--- Start of RAW RECORDS ---

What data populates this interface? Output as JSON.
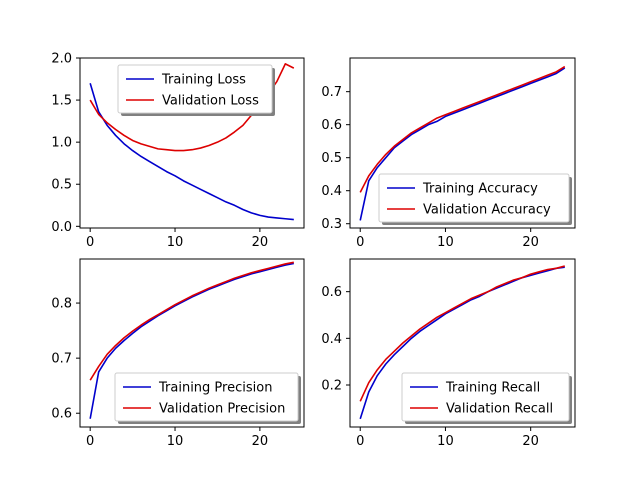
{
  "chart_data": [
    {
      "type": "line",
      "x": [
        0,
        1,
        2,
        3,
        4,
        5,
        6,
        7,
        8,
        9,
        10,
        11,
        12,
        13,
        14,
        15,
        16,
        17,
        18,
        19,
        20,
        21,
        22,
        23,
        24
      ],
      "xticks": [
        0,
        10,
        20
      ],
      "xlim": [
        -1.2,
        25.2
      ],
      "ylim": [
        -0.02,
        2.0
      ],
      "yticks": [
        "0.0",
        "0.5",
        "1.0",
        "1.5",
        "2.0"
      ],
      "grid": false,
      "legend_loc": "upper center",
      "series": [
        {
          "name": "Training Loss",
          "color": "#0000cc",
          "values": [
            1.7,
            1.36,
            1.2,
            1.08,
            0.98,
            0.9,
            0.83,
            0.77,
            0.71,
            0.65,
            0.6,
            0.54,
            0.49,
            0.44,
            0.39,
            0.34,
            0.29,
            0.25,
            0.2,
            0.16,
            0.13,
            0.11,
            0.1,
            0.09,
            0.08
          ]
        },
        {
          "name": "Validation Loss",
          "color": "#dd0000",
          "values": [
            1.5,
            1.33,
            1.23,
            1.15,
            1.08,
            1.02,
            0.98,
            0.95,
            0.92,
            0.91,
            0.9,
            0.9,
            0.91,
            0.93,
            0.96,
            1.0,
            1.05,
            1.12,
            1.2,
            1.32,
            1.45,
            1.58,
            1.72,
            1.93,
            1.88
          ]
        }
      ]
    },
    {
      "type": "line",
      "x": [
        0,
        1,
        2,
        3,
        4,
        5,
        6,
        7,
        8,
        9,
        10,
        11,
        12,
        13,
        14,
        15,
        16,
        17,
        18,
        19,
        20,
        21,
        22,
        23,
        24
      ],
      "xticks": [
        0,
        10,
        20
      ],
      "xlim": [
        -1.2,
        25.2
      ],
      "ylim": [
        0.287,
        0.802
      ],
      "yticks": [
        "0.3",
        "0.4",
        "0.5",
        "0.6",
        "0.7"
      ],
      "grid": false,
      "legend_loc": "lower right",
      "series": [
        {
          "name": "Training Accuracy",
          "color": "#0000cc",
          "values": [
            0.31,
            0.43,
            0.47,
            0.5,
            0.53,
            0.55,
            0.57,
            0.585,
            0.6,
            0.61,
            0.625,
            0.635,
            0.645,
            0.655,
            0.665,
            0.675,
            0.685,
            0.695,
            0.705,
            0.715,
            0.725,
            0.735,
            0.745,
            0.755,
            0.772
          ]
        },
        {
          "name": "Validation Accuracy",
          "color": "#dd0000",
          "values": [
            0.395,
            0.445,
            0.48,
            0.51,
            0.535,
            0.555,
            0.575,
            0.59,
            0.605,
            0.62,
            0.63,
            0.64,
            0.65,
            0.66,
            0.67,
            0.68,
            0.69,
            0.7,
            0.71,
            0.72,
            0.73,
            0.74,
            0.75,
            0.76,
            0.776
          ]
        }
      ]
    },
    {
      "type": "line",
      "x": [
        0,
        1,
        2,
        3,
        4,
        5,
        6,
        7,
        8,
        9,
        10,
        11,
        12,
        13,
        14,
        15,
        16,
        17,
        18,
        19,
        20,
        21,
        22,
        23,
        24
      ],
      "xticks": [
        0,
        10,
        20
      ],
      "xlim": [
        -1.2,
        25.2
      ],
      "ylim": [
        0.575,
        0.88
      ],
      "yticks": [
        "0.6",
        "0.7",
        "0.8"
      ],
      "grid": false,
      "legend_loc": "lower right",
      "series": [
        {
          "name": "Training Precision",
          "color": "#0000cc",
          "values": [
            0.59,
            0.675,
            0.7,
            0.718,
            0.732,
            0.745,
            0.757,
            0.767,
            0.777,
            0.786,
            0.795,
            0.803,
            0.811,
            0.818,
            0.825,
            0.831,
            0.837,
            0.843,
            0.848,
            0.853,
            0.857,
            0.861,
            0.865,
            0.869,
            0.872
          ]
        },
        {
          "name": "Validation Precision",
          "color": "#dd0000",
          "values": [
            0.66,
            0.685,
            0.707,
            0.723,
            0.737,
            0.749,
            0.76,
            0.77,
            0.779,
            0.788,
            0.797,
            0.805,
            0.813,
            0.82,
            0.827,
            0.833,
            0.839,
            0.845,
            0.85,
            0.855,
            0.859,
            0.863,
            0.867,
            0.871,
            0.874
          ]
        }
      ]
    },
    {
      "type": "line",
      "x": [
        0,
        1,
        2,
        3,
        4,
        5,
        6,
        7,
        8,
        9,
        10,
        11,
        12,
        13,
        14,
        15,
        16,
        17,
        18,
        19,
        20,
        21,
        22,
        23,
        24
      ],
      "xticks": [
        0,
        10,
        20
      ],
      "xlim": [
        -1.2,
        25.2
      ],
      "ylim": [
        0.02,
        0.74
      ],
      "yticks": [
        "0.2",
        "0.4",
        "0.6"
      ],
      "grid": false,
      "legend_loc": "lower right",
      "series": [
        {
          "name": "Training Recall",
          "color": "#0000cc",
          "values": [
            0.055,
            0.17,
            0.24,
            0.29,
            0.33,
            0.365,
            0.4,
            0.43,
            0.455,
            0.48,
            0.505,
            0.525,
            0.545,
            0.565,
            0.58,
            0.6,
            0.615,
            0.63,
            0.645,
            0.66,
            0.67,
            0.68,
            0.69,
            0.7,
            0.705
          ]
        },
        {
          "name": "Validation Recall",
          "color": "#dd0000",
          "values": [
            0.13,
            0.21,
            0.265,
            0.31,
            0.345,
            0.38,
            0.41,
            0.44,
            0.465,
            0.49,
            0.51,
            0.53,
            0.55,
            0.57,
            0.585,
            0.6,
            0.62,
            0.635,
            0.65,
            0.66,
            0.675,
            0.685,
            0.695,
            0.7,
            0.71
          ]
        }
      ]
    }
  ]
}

--- End of RAW RECORDS ---

* _EXERCISE DETAILS_:
Return the entries unchanged, save for the pictures, which do not belong in the copy.

* _THE REPLY_:
What data populates this interface? Output as JSON.
{
  "chart_data": [
    {
      "type": "line",
      "x": [
        0,
        1,
        2,
        3,
        4,
        5,
        6,
        7,
        8,
        9,
        10,
        11,
        12,
        13,
        14,
        15,
        16,
        17,
        18,
        19,
        20,
        21,
        22,
        23,
        24
      ],
      "xticks": [
        0,
        10,
        20
      ],
      "xlim": [
        -1.2,
        25.2
      ],
      "ylim": [
        -0.02,
        2.0
      ],
      "yticks": [
        "0.0",
        "0.5",
        "1.0",
        "1.5",
        "2.0"
      ],
      "grid": false,
      "legend_loc": "upper center",
      "series": [
        {
          "name": "Training Loss",
          "color": "#0000cc",
          "values": [
            1.7,
            1.36,
            1.2,
            1.08,
            0.98,
            0.9,
            0.83,
            0.77,
            0.71,
            0.65,
            0.6,
            0.54,
            0.49,
            0.44,
            0.39,
            0.34,
            0.29,
            0.25,
            0.2,
            0.16,
            0.13,
            0.11,
            0.1,
            0.09,
            0.08
          ]
        },
        {
          "name": "Validation Loss",
          "color": "#dd0000",
          "values": [
            1.5,
            1.33,
            1.23,
            1.15,
            1.08,
            1.02,
            0.98,
            0.95,
            0.92,
            0.91,
            0.9,
            0.9,
            0.91,
            0.93,
            0.96,
            1.0,
            1.05,
            1.12,
            1.2,
            1.32,
            1.45,
            1.58,
            1.72,
            1.93,
            1.88
          ]
        }
      ]
    },
    {
      "type": "line",
      "x": [
        0,
        1,
        2,
        3,
        4,
        5,
        6,
        7,
        8,
        9,
        10,
        11,
        12,
        13,
        14,
        15,
        16,
        17,
        18,
        19,
        20,
        21,
        22,
        23,
        24
      ],
      "xticks": [
        0,
        10,
        20
      ],
      "xlim": [
        -1.2,
        25.2
      ],
      "ylim": [
        0.287,
        0.802
      ],
      "yticks": [
        "0.3",
        "0.4",
        "0.5",
        "0.6",
        "0.7"
      ],
      "grid": false,
      "legend_loc": "lower right",
      "series": [
        {
          "name": "Training Accuracy",
          "color": "#0000cc",
          "values": [
            0.31,
            0.43,
            0.47,
            0.5,
            0.53,
            0.55,
            0.57,
            0.585,
            0.6,
            0.61,
            0.625,
            0.635,
            0.645,
            0.655,
            0.665,
            0.675,
            0.685,
            0.695,
            0.705,
            0.715,
            0.725,
            0.735,
            0.745,
            0.755,
            0.772
          ]
        },
        {
          "name": "Validation Accuracy",
          "color": "#dd0000",
          "values": [
            0.395,
            0.445,
            0.48,
            0.51,
            0.535,
            0.555,
            0.575,
            0.59,
            0.605,
            0.62,
            0.63,
            0.64,
            0.65,
            0.66,
            0.67,
            0.68,
            0.69,
            0.7,
            0.71,
            0.72,
            0.73,
            0.74,
            0.75,
            0.76,
            0.776
          ]
        }
      ]
    },
    {
      "type": "line",
      "x": [
        0,
        1,
        2,
        3,
        4,
        5,
        6,
        7,
        8,
        9,
        10,
        11,
        12,
        13,
        14,
        15,
        16,
        17,
        18,
        19,
        20,
        21,
        22,
        23,
        24
      ],
      "xticks": [
        0,
        10,
        20
      ],
      "xlim": [
        -1.2,
        25.2
      ],
      "ylim": [
        0.575,
        0.88
      ],
      "yticks": [
        "0.6",
        "0.7",
        "0.8"
      ],
      "grid": false,
      "legend_loc": "lower right",
      "series": [
        {
          "name": "Training Precision",
          "color": "#0000cc",
          "values": [
            0.59,
            0.675,
            0.7,
            0.718,
            0.732,
            0.745,
            0.757,
            0.767,
            0.777,
            0.786,
            0.795,
            0.803,
            0.811,
            0.818,
            0.825,
            0.831,
            0.837,
            0.843,
            0.848,
            0.853,
            0.857,
            0.861,
            0.865,
            0.869,
            0.872
          ]
        },
        {
          "name": "Validation Precision",
          "color": "#dd0000",
          "values": [
            0.66,
            0.685,
            0.707,
            0.723,
            0.737,
            0.749,
            0.76,
            0.77,
            0.779,
            0.788,
            0.797,
            0.805,
            0.813,
            0.82,
            0.827,
            0.833,
            0.839,
            0.845,
            0.85,
            0.855,
            0.859,
            0.863,
            0.867,
            0.871,
            0.874
          ]
        }
      ]
    },
    {
      "type": "line",
      "x": [
        0,
        1,
        2,
        3,
        4,
        5,
        6,
        7,
        8,
        9,
        10,
        11,
        12,
        13,
        14,
        15,
        16,
        17,
        18,
        19,
        20,
        21,
        22,
        23,
        24
      ],
      "xticks": [
        0,
        10,
        20
      ],
      "xlim": [
        -1.2,
        25.2
      ],
      "ylim": [
        0.02,
        0.74
      ],
      "yticks": [
        "0.2",
        "0.4",
        "0.6"
      ],
      "grid": false,
      "legend_loc": "lower right",
      "series": [
        {
          "name": "Training Recall",
          "color": "#0000cc",
          "values": [
            0.055,
            0.17,
            0.24,
            0.29,
            0.33,
            0.365,
            0.4,
            0.43,
            0.455,
            0.48,
            0.505,
            0.525,
            0.545,
            0.565,
            0.58,
            0.6,
            0.615,
            0.63,
            0.645,
            0.66,
            0.67,
            0.68,
            0.69,
            0.7,
            0.705
          ]
        },
        {
          "name": "Validation Recall",
          "color": "#dd0000",
          "values": [
            0.13,
            0.21,
            0.265,
            0.31,
            0.345,
            0.38,
            0.41,
            0.44,
            0.465,
            0.49,
            0.51,
            0.53,
            0.55,
            0.57,
            0.585,
            0.6,
            0.62,
            0.635,
            0.65,
            0.66,
            0.675,
            0.685,
            0.695,
            0.7,
            0.71
          ]
        }
      ]
    }
  ]
}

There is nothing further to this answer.